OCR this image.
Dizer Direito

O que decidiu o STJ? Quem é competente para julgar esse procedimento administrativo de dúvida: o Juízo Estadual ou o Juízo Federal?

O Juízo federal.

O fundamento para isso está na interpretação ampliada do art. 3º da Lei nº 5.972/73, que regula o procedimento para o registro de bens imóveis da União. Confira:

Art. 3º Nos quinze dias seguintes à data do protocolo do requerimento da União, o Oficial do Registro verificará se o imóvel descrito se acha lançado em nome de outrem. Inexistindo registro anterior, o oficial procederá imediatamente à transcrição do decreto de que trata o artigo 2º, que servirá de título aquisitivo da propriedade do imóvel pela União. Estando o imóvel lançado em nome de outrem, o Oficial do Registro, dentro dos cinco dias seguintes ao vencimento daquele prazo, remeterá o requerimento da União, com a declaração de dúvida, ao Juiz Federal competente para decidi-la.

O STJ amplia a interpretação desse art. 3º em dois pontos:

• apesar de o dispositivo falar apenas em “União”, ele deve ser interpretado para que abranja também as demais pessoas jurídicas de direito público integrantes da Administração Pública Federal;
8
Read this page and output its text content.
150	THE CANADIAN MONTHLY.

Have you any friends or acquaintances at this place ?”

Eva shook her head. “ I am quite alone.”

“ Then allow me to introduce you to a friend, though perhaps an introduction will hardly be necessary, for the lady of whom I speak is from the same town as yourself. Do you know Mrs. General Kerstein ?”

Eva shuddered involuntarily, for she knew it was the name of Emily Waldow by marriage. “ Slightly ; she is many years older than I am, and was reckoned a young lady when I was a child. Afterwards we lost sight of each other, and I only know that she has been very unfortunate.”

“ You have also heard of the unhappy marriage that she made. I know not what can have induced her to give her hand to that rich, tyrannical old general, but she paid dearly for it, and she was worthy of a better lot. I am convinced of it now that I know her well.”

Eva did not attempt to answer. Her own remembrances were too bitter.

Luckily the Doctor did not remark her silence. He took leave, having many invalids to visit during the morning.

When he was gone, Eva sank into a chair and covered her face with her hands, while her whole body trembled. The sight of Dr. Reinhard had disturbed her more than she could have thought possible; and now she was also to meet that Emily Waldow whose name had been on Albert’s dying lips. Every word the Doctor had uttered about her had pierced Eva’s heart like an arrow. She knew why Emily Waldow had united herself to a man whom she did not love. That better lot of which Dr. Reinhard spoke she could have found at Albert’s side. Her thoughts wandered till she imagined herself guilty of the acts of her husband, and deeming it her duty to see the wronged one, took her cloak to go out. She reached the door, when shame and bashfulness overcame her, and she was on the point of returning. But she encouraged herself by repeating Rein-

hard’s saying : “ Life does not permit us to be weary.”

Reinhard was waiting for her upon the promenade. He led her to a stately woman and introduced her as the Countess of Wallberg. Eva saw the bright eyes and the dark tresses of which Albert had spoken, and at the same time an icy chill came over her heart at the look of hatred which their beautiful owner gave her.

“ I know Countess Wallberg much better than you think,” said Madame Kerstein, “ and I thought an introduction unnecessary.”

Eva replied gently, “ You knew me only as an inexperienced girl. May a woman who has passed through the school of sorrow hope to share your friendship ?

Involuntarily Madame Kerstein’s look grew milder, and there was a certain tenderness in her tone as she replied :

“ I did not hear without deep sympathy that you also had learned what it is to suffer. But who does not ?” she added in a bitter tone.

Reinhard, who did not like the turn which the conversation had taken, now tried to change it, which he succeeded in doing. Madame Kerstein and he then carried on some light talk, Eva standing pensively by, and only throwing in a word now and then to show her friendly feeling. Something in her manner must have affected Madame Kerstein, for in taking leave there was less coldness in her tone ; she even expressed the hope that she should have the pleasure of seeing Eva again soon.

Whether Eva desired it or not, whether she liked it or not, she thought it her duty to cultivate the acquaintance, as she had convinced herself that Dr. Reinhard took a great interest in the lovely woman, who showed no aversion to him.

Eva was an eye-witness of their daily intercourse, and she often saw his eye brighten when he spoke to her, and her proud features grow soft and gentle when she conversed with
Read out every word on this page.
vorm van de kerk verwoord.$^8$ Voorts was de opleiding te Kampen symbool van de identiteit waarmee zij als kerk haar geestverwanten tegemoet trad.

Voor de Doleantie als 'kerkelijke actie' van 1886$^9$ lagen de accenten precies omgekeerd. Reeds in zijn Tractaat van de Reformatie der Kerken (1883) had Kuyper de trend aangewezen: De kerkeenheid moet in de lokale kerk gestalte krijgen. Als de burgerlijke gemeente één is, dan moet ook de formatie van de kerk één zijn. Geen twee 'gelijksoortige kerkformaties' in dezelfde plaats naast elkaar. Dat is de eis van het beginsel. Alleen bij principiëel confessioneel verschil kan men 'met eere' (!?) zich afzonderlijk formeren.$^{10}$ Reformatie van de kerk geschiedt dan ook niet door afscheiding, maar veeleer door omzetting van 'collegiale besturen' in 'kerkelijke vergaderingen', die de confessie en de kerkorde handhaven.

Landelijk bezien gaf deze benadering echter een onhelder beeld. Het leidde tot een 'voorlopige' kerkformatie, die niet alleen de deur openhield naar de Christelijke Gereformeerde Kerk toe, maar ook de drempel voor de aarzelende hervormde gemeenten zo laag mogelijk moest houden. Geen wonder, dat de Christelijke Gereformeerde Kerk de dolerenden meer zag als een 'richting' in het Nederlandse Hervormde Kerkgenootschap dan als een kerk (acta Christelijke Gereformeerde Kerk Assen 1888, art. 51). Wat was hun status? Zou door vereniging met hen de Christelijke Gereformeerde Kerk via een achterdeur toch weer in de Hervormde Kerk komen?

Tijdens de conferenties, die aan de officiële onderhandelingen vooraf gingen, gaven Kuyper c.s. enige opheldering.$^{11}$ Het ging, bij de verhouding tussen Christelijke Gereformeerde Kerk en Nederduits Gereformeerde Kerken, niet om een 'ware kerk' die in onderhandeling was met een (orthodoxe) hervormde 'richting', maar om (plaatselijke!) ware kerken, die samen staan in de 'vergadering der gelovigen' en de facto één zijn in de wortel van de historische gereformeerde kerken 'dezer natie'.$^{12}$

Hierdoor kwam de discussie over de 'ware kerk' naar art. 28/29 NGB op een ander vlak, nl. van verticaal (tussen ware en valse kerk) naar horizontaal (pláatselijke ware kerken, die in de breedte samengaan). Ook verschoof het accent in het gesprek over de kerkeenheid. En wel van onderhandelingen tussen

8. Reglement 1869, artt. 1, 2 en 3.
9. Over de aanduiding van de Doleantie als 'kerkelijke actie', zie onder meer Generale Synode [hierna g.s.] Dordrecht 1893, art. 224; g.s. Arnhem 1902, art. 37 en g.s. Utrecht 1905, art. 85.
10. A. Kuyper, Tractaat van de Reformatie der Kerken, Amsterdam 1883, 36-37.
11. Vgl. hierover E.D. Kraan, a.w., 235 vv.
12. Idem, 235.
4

————————

• _DIRECTIVE_
Above are the records; copy every line in them that holds the word "many".

• _RESULT_
Eva shuddered involuntarily, for she knew it was the name of Emily Waldow by marriage. “ Slightly ; she is many years older than I am, and was reckoned a young lady when I was a child. Afterwards we lost sight of each other, and I only know that she has been very unfortunate.”
Luckily the Doctor did not remark her silence. He took leave, having many invalids to visit during the morning.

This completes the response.